## 課題
ページ本文に登場する西暦の年をすべて、出てくる順に挙げてください。

## ページ本文
++++++++++++++++++++

本州と四国を結ぶ手段は船舶をおいて他に手段はなく、また陸路の移動手段のメインが鉄道であった事から、長らく幹線交通路として重用される。 だが1955年に、沈没に至る大きな船舶衝突事故(紫雲丸事故)が発生して多数の死者を出した事から、乗客を乗せたままの客車航送は中止される。
また、この衝突事故をきっかけに本四間の架橋構想が具体化していく。

先述の通り、この事故の発生によって客車列車の直接航送が中止された事から、高松・宇野の桟橋から列車ホームまでの長い距離を利用客が接続列車の座席を求めて全速力で駆け抜けるシーンが見られた。
これが俗にいう『四国三大走り』である。 この『四国三大走り』は、将棋倒しとなったり海に転落するなどで死亡事故が発生し社会問題になった事もある。

1972年に山陽新幹線が岡山まで延伸開業すると、四国地域より新幹線の発着駅である岡山までの時短が求められ、ホバークラフトによる急行便が設定される。 このホバークラフト便は急行船券が必要だが、宇野~高松を定期便の半分以下の23分で結び、時間にシビアな商取引のビジネスマンを中心に利用状況は高かったようである。 また、1985年よりは、多客時の臨時便として高速艇も運行される。

++++++++++++++++++++

## 記録データ
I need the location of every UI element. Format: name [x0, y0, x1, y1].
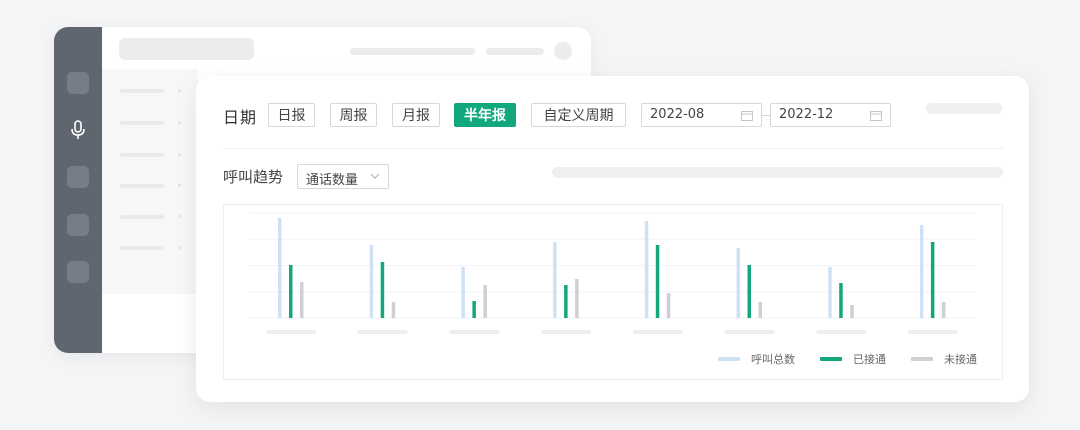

++++++++++++++++++++

## 解答
1955年、1972年、1985年